Aim> Look over the lines below. Report each one that includes the string "Diversified".

··· The input ···

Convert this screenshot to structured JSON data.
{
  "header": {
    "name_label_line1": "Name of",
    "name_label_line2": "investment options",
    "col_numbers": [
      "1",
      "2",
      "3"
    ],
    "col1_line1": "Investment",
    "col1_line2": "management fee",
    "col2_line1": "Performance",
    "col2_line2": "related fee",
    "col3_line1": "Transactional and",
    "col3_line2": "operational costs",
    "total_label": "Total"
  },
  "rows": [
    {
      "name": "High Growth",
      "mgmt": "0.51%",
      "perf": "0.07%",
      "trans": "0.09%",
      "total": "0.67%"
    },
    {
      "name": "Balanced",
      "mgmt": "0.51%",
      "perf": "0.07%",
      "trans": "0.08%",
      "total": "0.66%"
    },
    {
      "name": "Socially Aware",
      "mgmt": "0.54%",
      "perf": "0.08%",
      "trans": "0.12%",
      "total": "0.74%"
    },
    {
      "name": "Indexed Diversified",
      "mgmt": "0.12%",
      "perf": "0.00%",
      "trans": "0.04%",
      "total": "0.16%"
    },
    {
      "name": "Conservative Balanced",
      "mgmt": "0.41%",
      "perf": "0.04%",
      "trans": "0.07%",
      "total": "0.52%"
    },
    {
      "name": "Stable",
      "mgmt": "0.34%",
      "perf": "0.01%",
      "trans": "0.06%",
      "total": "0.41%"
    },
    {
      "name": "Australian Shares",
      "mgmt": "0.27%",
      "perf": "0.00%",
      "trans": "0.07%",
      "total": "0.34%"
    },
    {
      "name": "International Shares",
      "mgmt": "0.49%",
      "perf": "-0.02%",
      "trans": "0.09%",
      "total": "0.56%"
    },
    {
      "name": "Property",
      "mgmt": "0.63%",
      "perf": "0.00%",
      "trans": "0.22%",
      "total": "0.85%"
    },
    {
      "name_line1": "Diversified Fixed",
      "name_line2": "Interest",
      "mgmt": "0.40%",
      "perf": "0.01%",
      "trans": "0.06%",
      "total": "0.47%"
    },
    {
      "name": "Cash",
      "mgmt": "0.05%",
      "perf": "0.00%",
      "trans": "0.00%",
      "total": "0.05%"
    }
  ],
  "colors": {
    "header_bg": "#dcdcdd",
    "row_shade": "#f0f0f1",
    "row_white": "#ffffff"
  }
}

···

The answer>
      "name": "Indexed Diversified",
      "name_line1": "Diversified Fixed",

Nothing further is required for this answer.